Short problem ▸ Below are the records; locate each line with the word "watermark" and copy it.

===== Data section

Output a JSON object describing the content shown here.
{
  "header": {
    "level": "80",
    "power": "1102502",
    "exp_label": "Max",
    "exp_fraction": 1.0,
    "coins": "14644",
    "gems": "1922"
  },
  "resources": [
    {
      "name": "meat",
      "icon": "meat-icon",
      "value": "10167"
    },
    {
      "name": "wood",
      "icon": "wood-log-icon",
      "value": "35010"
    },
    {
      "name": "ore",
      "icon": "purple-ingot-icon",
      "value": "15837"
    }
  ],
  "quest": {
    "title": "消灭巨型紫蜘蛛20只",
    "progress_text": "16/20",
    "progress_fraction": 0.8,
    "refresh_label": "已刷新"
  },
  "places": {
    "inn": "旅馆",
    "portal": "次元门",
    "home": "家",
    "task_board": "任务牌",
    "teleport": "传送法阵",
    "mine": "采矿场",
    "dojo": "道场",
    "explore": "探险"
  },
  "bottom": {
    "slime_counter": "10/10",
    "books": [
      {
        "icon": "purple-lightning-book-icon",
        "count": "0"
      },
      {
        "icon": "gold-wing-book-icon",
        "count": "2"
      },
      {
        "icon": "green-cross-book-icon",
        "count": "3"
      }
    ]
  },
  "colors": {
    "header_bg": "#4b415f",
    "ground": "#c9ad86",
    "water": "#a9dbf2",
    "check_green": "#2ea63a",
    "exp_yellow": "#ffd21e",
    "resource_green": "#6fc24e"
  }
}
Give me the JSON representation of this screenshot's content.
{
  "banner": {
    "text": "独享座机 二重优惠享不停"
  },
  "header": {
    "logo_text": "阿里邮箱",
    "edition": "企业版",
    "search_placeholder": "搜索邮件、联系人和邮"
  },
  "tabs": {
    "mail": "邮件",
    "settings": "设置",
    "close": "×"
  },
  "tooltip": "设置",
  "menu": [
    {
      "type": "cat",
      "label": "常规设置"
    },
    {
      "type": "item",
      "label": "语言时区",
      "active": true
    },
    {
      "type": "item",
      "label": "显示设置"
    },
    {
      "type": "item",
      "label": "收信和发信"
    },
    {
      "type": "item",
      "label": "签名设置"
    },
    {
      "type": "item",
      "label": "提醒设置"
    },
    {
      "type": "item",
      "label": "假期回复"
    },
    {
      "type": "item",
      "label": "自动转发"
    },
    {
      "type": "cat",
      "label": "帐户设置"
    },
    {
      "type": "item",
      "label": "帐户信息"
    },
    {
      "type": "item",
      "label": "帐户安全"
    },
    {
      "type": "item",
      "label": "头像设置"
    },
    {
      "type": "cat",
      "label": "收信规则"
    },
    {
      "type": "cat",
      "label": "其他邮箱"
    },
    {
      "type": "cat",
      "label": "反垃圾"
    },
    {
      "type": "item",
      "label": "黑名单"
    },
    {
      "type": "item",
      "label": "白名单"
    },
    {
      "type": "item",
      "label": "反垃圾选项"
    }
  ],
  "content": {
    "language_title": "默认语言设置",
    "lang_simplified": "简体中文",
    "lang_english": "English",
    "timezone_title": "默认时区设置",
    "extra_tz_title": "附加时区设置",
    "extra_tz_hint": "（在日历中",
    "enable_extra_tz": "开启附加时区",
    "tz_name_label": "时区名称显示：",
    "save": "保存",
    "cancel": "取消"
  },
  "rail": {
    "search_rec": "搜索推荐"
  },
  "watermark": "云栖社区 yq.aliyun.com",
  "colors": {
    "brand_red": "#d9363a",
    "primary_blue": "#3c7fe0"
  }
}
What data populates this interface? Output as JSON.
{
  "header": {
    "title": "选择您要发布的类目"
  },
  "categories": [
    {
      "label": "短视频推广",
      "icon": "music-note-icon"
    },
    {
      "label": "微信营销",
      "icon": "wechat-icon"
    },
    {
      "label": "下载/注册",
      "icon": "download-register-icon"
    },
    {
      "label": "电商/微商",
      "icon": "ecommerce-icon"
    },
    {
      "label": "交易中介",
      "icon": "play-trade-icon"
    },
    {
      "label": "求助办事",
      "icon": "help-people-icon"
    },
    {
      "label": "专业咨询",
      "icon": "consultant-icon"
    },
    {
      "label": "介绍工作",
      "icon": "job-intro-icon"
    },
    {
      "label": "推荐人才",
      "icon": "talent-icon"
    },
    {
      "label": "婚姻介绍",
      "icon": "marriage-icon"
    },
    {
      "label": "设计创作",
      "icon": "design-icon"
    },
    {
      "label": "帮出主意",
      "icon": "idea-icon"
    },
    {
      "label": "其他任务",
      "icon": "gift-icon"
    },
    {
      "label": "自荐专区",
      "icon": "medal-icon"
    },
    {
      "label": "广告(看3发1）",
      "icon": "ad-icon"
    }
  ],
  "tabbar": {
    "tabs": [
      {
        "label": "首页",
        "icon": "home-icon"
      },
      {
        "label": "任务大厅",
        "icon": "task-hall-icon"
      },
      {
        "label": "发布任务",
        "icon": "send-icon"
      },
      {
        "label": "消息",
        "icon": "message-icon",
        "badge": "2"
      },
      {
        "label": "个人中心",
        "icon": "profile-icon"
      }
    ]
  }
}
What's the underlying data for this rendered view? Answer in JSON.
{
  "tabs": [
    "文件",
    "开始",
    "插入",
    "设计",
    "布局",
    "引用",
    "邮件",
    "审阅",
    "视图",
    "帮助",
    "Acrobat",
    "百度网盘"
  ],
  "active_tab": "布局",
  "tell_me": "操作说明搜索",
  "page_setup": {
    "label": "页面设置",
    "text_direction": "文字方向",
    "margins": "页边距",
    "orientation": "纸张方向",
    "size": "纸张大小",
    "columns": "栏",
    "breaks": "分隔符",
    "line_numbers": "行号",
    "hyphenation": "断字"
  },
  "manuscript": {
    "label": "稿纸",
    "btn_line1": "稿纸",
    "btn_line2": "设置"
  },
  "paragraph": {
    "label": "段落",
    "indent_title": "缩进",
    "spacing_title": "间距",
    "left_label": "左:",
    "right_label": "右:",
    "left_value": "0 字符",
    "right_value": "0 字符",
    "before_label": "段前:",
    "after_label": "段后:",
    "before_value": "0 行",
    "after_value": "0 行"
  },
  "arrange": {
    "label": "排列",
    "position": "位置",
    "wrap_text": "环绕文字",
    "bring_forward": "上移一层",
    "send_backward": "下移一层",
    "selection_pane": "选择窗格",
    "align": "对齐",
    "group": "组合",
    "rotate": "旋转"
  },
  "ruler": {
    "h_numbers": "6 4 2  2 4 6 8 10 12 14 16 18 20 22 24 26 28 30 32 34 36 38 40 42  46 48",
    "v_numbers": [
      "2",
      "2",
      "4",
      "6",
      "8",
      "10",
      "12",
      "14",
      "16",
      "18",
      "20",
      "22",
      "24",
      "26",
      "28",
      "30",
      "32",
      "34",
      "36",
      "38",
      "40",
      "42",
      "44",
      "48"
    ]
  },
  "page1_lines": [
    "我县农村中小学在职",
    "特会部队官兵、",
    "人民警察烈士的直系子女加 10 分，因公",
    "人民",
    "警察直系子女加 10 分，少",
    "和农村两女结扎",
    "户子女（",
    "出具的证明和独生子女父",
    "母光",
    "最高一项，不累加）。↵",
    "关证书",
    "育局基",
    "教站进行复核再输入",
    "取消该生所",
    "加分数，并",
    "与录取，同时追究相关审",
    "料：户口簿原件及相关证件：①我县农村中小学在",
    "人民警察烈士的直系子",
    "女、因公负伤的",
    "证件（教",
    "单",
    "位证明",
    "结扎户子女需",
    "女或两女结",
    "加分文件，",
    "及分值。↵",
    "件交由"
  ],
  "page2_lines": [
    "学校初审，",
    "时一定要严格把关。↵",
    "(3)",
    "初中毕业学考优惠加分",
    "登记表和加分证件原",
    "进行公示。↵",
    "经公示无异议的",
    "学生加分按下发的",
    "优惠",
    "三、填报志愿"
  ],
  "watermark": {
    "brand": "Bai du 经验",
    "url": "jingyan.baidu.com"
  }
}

==========

The solution ▸
  "watermark": "云栖社区 yq.aliyun.com",
  "watermark": {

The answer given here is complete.